▶ Required work
The exercise asks you to copy every line below in which "this" appears.

▶ Extracted material
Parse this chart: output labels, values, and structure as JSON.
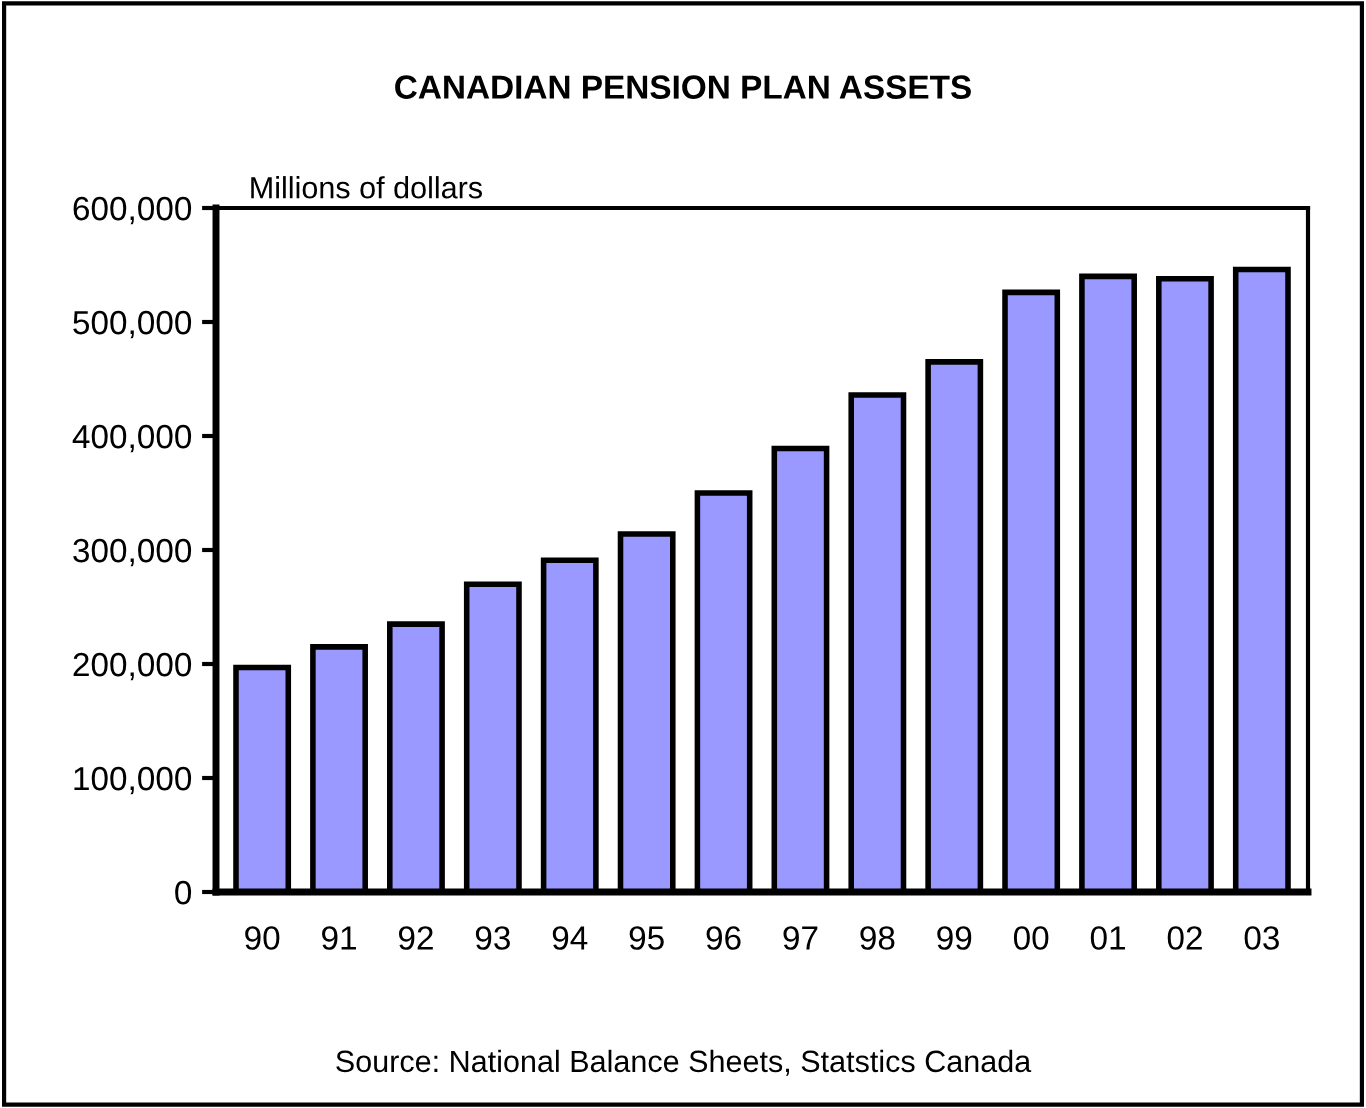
{
  "chart_data": {
    "type": "bar",
    "title": "CANADIAN PENSION PLAN ASSETS",
    "ylabel": "Millions of dollars",
    "categories": [
      "90",
      "91",
      "92",
      "93",
      "94",
      "95",
      "96",
      "97",
      "98",
      "99",
      "00",
      "01",
      "02",
      "03"
    ],
    "values": [
      197000,
      215000,
      235000,
      270000,
      291000,
      314000,
      350000,
      389000,
      436000,
      465000,
      526000,
      540000,
      538000,
      546000
    ],
    "color": "#9999ff",
    "ylim": [
      0,
      600000
    ],
    "yticks": [
      {
        "value": 0,
        "label": "0"
      },
      {
        "value": 100000,
        "label": "100,000"
      },
      {
        "value": 200000,
        "label": "200,000"
      },
      {
        "value": 300000,
        "label": "300,000"
      },
      {
        "value": 400000,
        "label": "400,000"
      },
      {
        "value": 500000,
        "label": "500,000"
      },
      {
        "value": 600000,
        "label": "600,000"
      }
    ],
    "grid": false,
    "annotations": [
      "Source: National Balance Sheets, Statstics Canada"
    ]
  }
}
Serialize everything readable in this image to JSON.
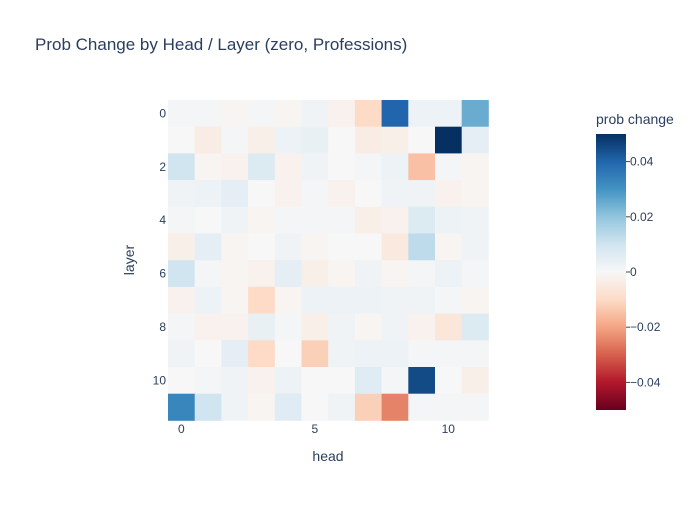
{
  "chart_data": {
    "type": "heatmap",
    "title": "Prob Change by Head / Layer (zero, Professions)",
    "xlabel": "head",
    "ylabel": "layer",
    "x": [
      0,
      1,
      2,
      3,
      4,
      5,
      6,
      7,
      8,
      9,
      10,
      11
    ],
    "y": [
      0,
      1,
      2,
      3,
      4,
      5,
      6,
      7,
      8,
      9,
      10,
      11
    ],
    "x_ticks": [
      0,
      5,
      10
    ],
    "y_ticks": [
      0,
      2,
      4,
      6,
      8,
      10
    ],
    "z": [
      [
        0.001,
        0.001,
        -0.001,
        0.001,
        -0.001,
        0.002,
        -0.002,
        -0.01,
        0.04,
        0.003,
        0.003,
        0.025
      ],
      [
        0.0,
        -0.004,
        0.001,
        -0.003,
        0.003,
        0.004,
        0.0,
        -0.004,
        -0.003,
        0.0,
        0.05,
        0.005
      ],
      [
        0.01,
        -0.001,
        -0.002,
        0.007,
        -0.002,
        0.002,
        0.0,
        0.001,
        0.003,
        -0.015,
        0.001,
        -0.001
      ],
      [
        0.002,
        0.003,
        0.005,
        0.0,
        -0.002,
        0.001,
        -0.002,
        0.0,
        0.002,
        0.002,
        -0.002,
        -0.001
      ],
      [
        0.001,
        0.0,
        0.002,
        -0.001,
        0.001,
        0.001,
        0.001,
        -0.003,
        -0.002,
        0.007,
        0.003,
        0.002
      ],
      [
        -0.003,
        0.005,
        -0.001,
        0.0,
        0.002,
        -0.001,
        0.0,
        0.0,
        -0.005,
        0.013,
        -0.001,
        0.002
      ],
      [
        0.01,
        0.001,
        -0.001,
        -0.002,
        0.005,
        -0.003,
        -0.001,
        0.002,
        -0.001,
        0.001,
        0.003,
        0.001
      ],
      [
        -0.002,
        0.003,
        -0.001,
        -0.01,
        -0.001,
        0.003,
        0.003,
        0.003,
        0.002,
        0.002,
        0.001,
        -0.001
      ],
      [
        0.001,
        -0.002,
        -0.002,
        0.004,
        0.001,
        -0.003,
        0.002,
        -0.001,
        0.002,
        -0.002,
        -0.006,
        0.007
      ],
      [
        0.002,
        0.0,
        0.005,
        -0.01,
        0.0,
        -0.012,
        0.002,
        0.003,
        0.003,
        0.001,
        0.001,
        0.001
      ],
      [
        0.0,
        0.001,
        0.002,
        -0.002,
        0.003,
        0.0,
        0.0,
        0.006,
        0.001,
        0.045,
        0.0,
        -0.003
      ],
      [
        0.033,
        0.01,
        0.002,
        -0.001,
        0.006,
        0.0,
        0.002,
        -0.012,
        -0.025,
        0.001,
        0.001,
        0.001
      ]
    ],
    "zmin": -0.05,
    "zmax": 0.05,
    "colorbar": {
      "title": "prob change",
      "ticks": [
        0.04,
        0.02,
        0,
        -0.02,
        -0.04
      ],
      "tick_labels": [
        "0.04",
        "0.02",
        "0",
        "−0.02",
        "−0.04"
      ]
    },
    "colorscale": [
      [
        0.0,
        "#67001f"
      ],
      [
        0.1,
        "#b2182b"
      ],
      [
        0.2,
        "#d6604d"
      ],
      [
        0.3,
        "#f4a582"
      ],
      [
        0.4,
        "#fddbc7"
      ],
      [
        0.5,
        "#f7f7f7"
      ],
      [
        0.6,
        "#d1e5f0"
      ],
      [
        0.7,
        "#92c5de"
      ],
      [
        0.8,
        "#4393c3"
      ],
      [
        0.9,
        "#2166ac"
      ],
      [
        1.0,
        "#053061"
      ]
    ]
  }
}
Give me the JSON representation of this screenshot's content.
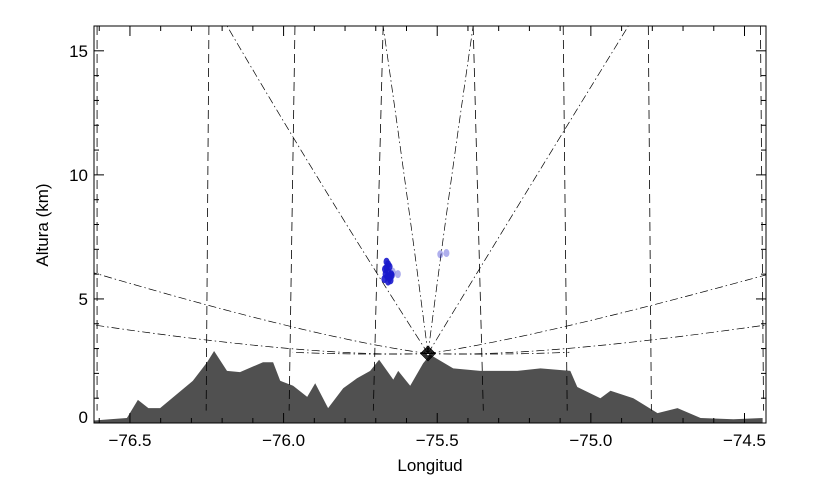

▶ Reply
Parse this chart: output labels, values, and structure as JSON.
Serialize everything readable in this image to JSON.
Give me the JSON representation of this screenshot's content.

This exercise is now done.